-- Dataset content start --

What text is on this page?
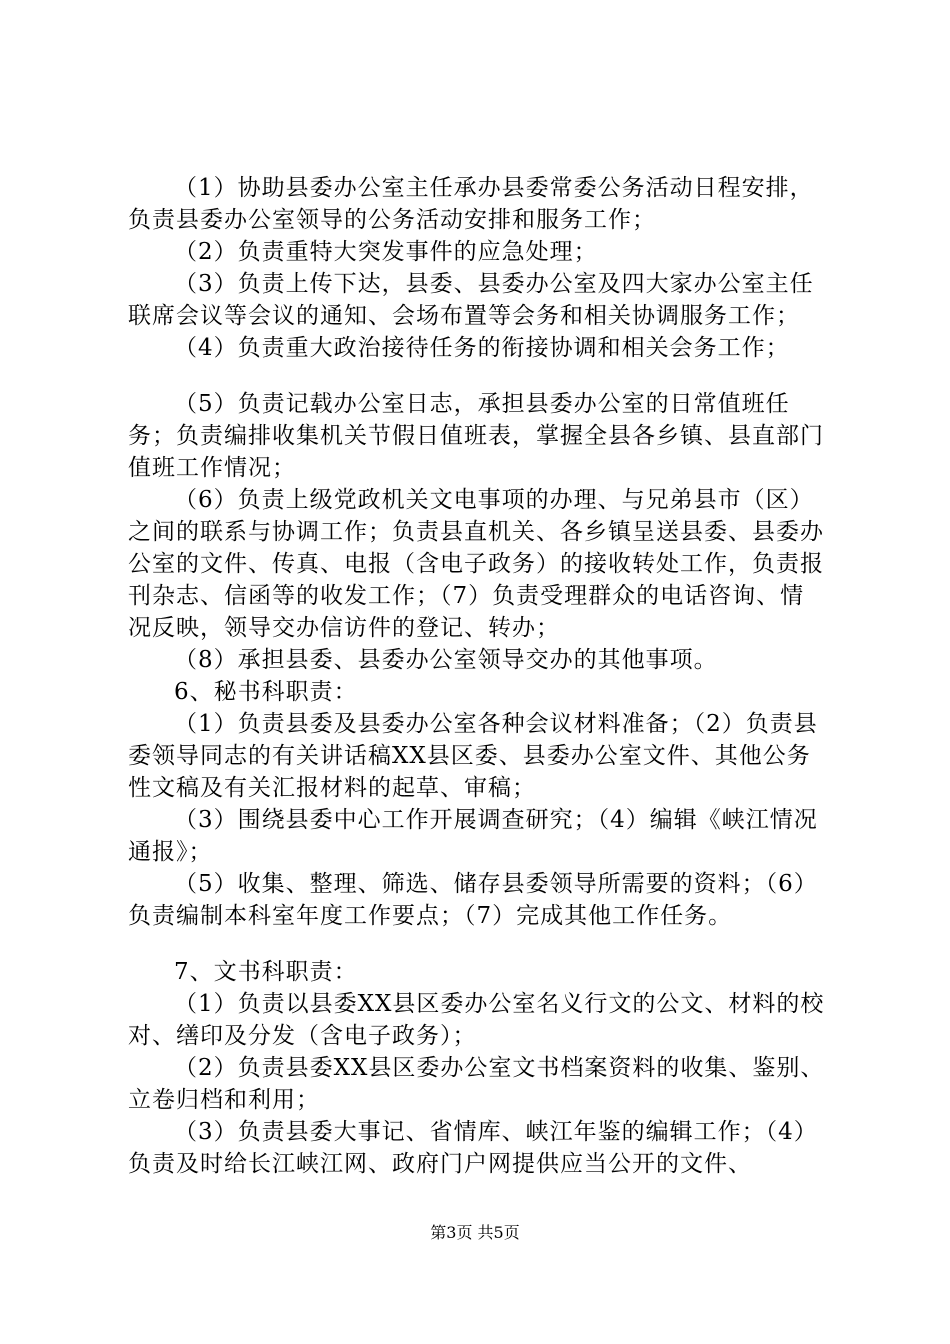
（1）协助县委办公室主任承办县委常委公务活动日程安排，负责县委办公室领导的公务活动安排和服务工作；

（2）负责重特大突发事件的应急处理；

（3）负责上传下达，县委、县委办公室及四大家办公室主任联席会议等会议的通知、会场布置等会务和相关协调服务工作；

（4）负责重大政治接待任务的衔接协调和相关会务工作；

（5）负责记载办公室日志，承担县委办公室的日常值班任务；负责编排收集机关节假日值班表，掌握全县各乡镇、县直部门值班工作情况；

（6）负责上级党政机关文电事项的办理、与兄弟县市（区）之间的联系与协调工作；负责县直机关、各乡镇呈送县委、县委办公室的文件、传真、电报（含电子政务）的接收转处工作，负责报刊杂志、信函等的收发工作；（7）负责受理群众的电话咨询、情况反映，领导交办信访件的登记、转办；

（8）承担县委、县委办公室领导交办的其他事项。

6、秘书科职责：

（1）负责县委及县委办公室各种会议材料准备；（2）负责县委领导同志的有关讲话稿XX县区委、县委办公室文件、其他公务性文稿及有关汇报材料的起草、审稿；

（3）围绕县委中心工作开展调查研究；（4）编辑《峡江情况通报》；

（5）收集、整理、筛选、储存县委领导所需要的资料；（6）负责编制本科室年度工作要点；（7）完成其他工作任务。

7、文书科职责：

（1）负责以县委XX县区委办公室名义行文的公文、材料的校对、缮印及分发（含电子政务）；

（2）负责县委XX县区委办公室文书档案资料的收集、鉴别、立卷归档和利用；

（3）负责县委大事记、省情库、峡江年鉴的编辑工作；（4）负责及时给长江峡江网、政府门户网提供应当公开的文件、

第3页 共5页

-- Dataset content end --

- [Job] Leave out the pictures and copy everything else in the records word for word.

- [Solution for this task]
What text is on this page?
（1）协助县委办公室主任承办县委常委公务活动日程安排，负责县委办公室领导的公务活动安排和服务工作；

（2）负责重特大突发事件的应急处理；

（3）负责上传下达，县委、县委办公室及四大家办公室主任联席会议等会议的通知、会场布置等会务和相关协调服务工作；

（4）负责重大政治接待任务的衔接协调和相关会务工作；

（5）负责记载办公室日志，承担县委办公室的日常值班任务；负责编排收集机关节假日值班表，掌握全县各乡镇、县直部门值班工作情况；

（6）负责上级党政机关文电事项的办理、与兄弟县市（区）之间的联系与协调工作；负责县直机关、各乡镇呈送县委、县委办公室的文件、传真、电报（含电子政务）的接收转处工作，负责报刊杂志、信函等的收发工作；（7）负责受理群众的电话咨询、情况反映，领导交办信访件的登记、转办；

（8）承担县委、县委办公室领导交办的其他事项。

6、秘书科职责：

（1）负责县委及县委办公室各种会议材料准备；（2）负责县委领导同志的有关讲话稿XX县区委、县委办公室文件、其他公务性文稿及有关汇报材料的起草、审稿；

（3）围绕县委中心工作开展调查研究；（4）编辑《峡江情况通报》；

（5）收集、整理、筛选、储存县委领导所需要的资料；（6）负责编制本科室年度工作要点；（7）完成其他工作任务。

7、文书科职责：

（1）负责以县委XX县区委办公室名义行文的公文、材料的校对、缮印及分发（含电子政务）；

（2）负责县委XX县区委办公室文书档案资料的收集、鉴别、立卷归档和利用；

（3）负责县委大事记、省情库、峡江年鉴的编辑工作；（4）负责及时给长江峡江网、政府门户网提供应当公开的文件、

第3页 共5页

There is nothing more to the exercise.